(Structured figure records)
%%

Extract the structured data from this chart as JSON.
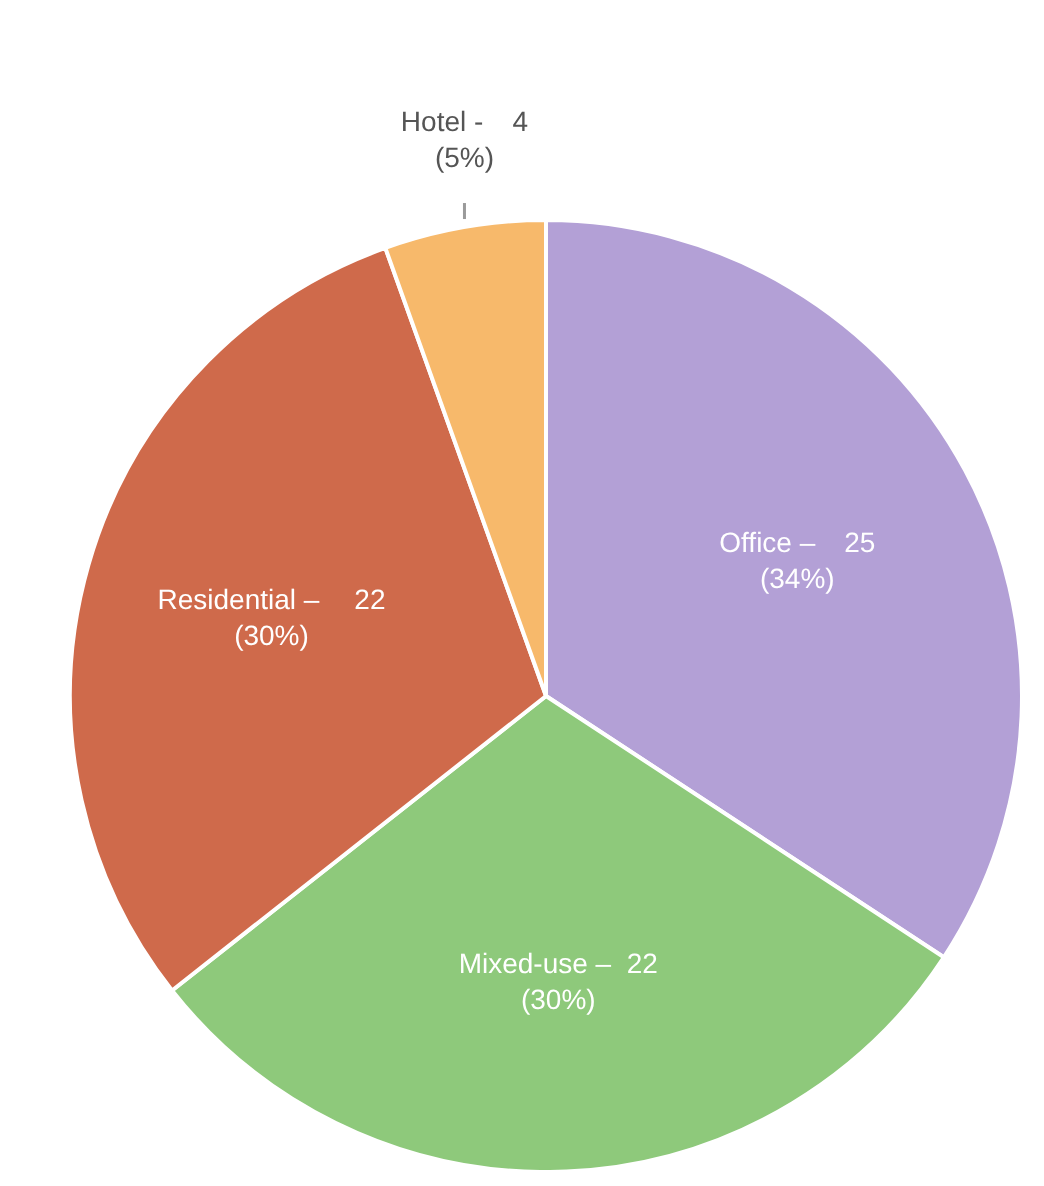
{
  "chart_data": {
    "type": "pie",
    "categories": [
      "Office –",
      "Mixed-use –",
      "Residential –",
      "Hotel -"
    ],
    "values": [
      25,
      22,
      22,
      4
    ],
    "colors": [
      "#b3a0d6",
      "#8ec97b",
      "#cf6a4b",
      "#f7b96b"
    ],
    "data_labels": true,
    "annotations": [
      "(34%)",
      "(30%)",
      "(30%)",
      "(5%)"
    ],
    "legend": false
  }
}
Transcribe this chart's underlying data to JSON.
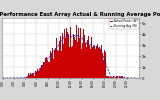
{
  "title": "Solar PV/Inverter Performance East Array Actual & Running Average Power Output",
  "title_fontsize": 3.8,
  "background_color": "#d8d8d8",
  "plot_bg_color": "#ffffff",
  "grid_color": "#aaaaaa",
  "bar_color": "#cc0000",
  "line_color": "#0000dd",
  "ylim": [
    0,
    5500
  ],
  "ytick_labels": [
    "0",
    "1k",
    "2k",
    "3k",
    "4k",
    "5k"
  ],
  "ytick_vals": [
    0,
    1000,
    2000,
    3000,
    4000,
    5000
  ],
  "n_bars": 288,
  "peak_idx": 145,
  "peak_val": 5100,
  "legend_labels": [
    "Actual Power (W)",
    "Running Avg (W)"
  ],
  "legend_colors": [
    "#cc0000",
    "#0000dd"
  ]
}
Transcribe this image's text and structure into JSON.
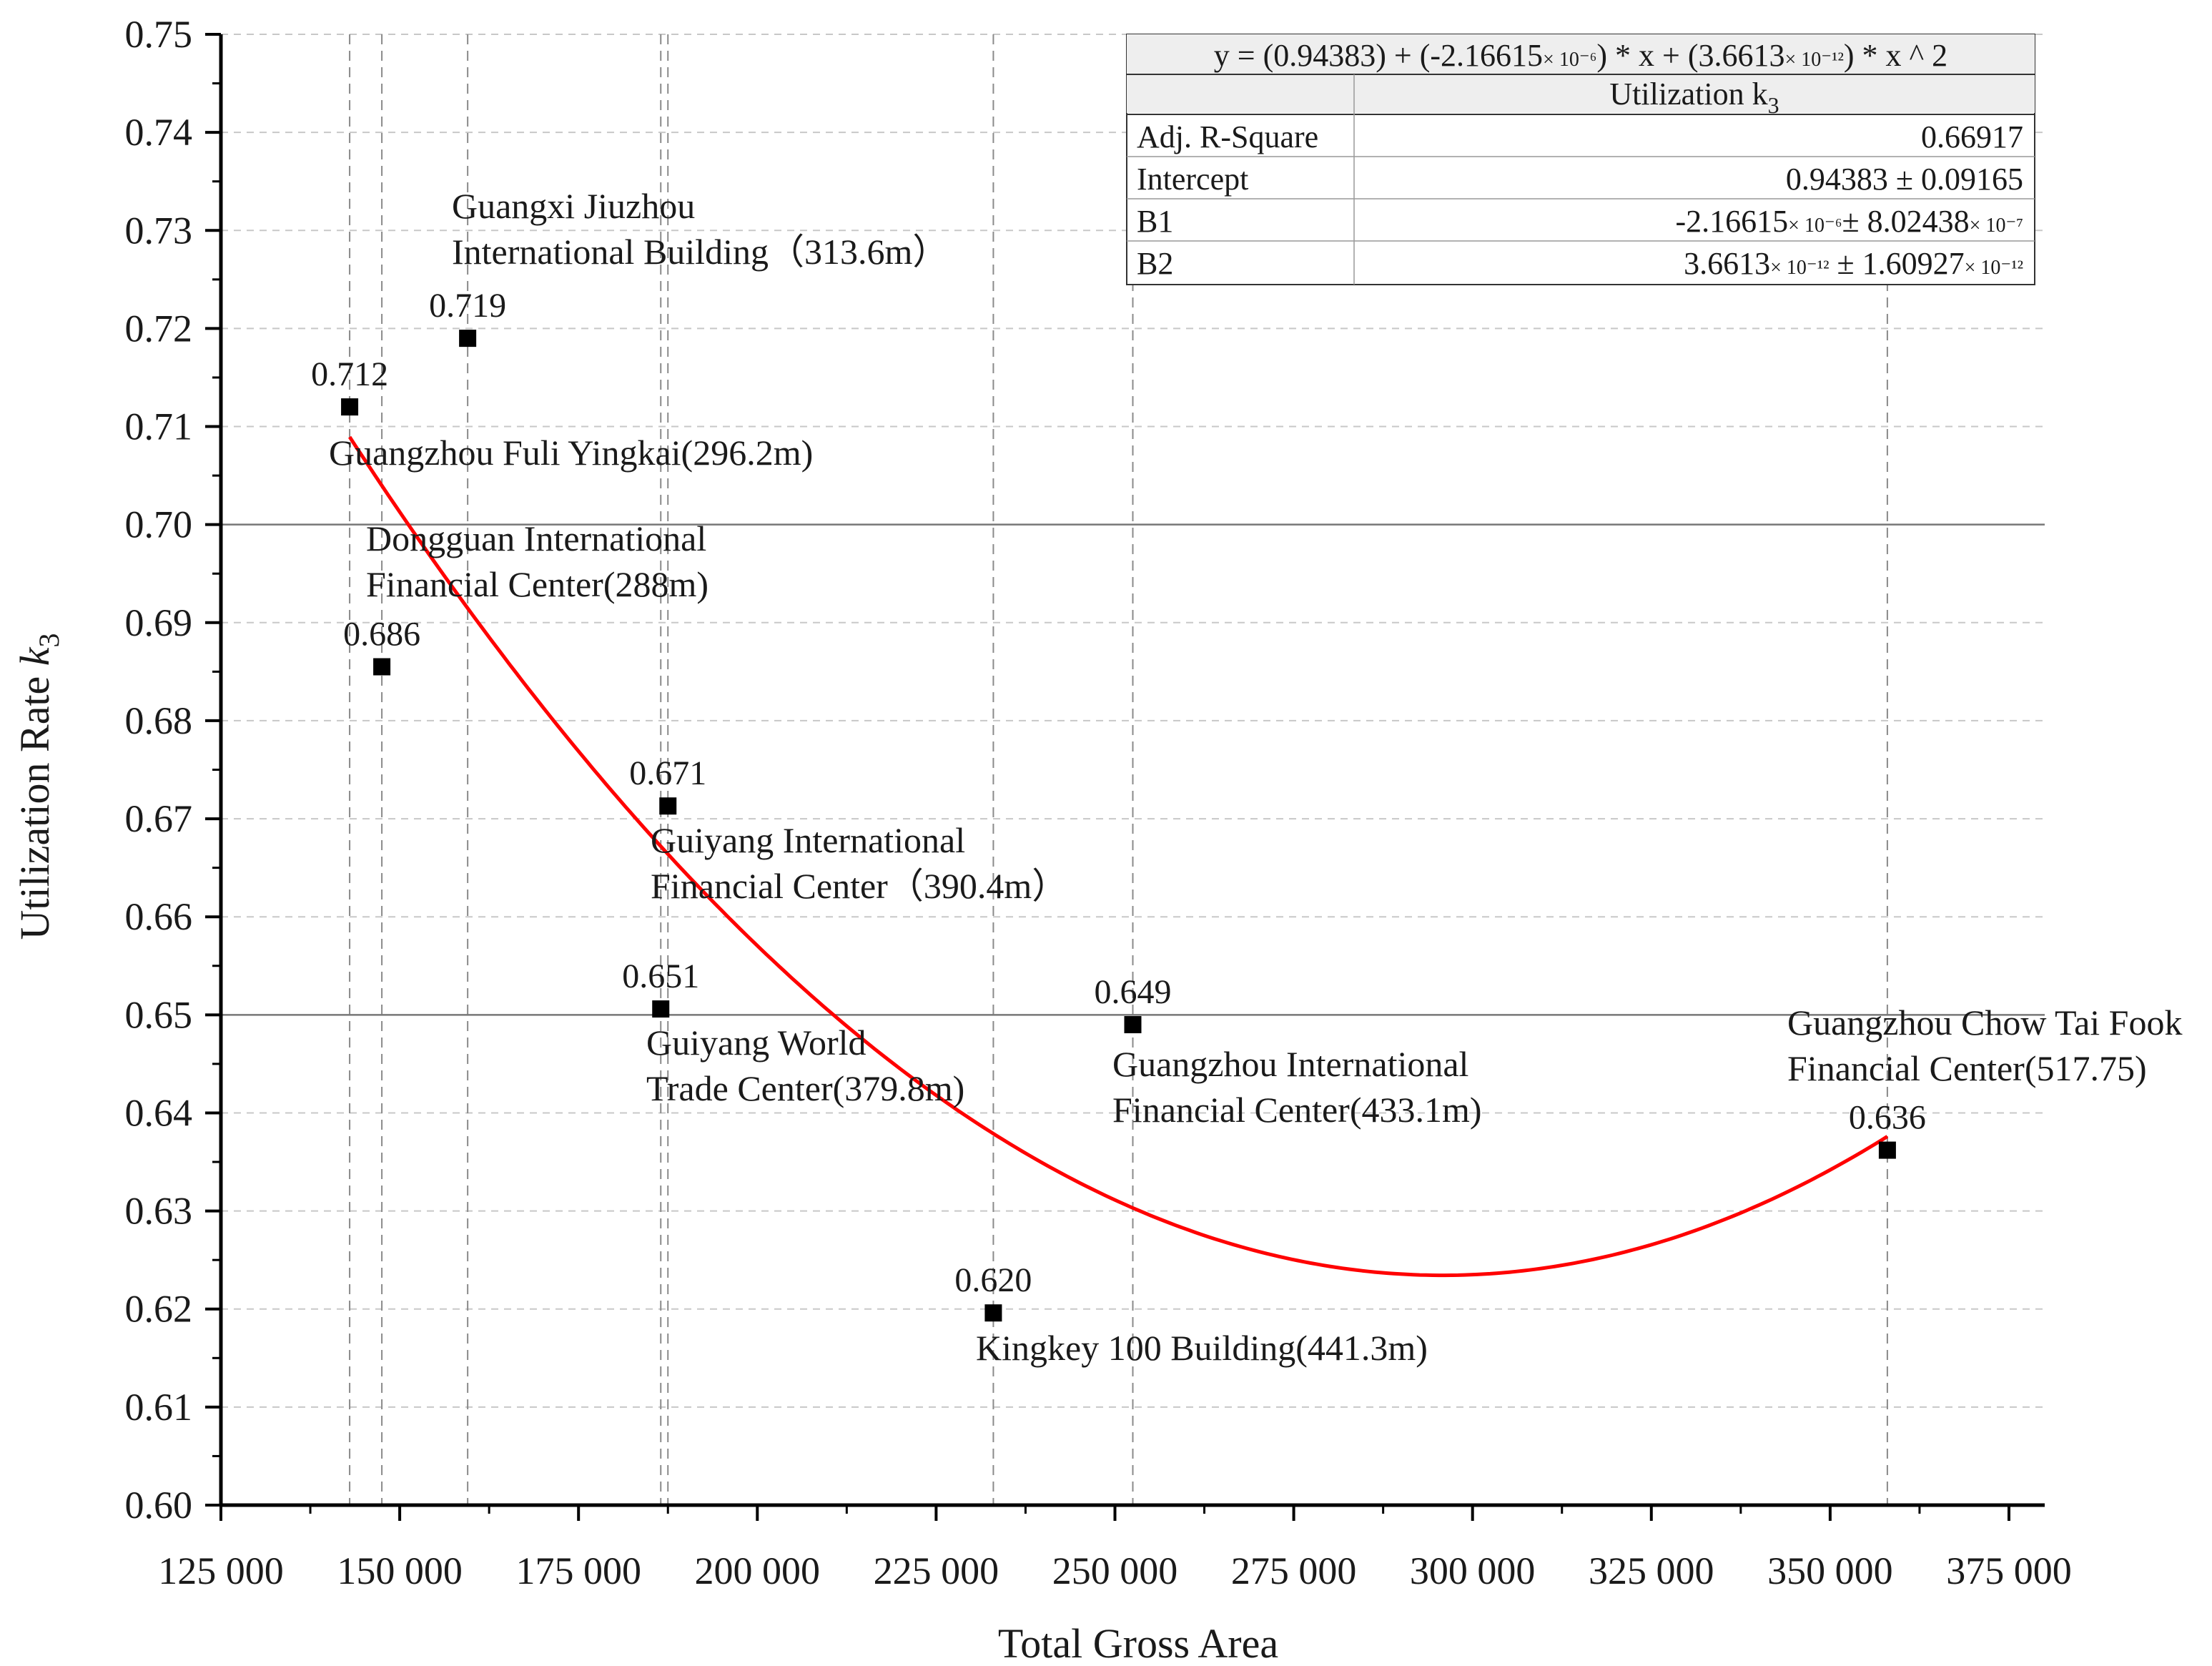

%%

The pictures should not be reproduced; quote all of the other material exactly.

_TASK SOLUTION_.
Extract the structured data from this chart as JSON.
{
  "chart_data": {
    "type": "pie",
    "categories": [
      "Office –",
      "Mixed-use –",
      "Residential –",
      "Hotel -"
    ],
    "values": [
      25,
      22,
      22,
      4
    ],
    "colors": [
      "#b3a0d6",
      "#8ec97b",
      "#cf6a4b",
      "#f7b96b"
    ],
    "data_labels": true,
    "annotations": [
      "(34%)",
      "(30%)",
      "(30%)",
      "(5%)"
    ],
    "legend": false
  }
}
Transcribe this chart's underlying data to JSON.
{
  "title": "Solar PV/Inverter Performance East Array Actual & Running Average Power Output",
  "title_fontsize": 3.8,
  "background_color": "#d8d8d8",
  "plot_bg_color": "#ffffff",
  "grid_color": "#aaaaaa",
  "bar_color": "#cc0000",
  "line_color": "#0000dd",
  "ylim": [
    0,
    5500
  ],
  "ytick_labels": [
    "0",
    "1k",
    "2k",
    "3k",
    "4k",
    "5k"
  ],
  "ytick_vals": [
    0,
    1000,
    2000,
    3000,
    4000,
    5000
  ],
  "n_bars": 288,
  "peak_idx": 145,
  "peak_val": 5100,
  "legend_labels": [
    "Actual Power (W)",
    "Running Avg (W)"
  ],
  "legend_colors": [
    "#cc0000",
    "#0000dd"
  ]
}
Transcribe this image's text and structure into JSON.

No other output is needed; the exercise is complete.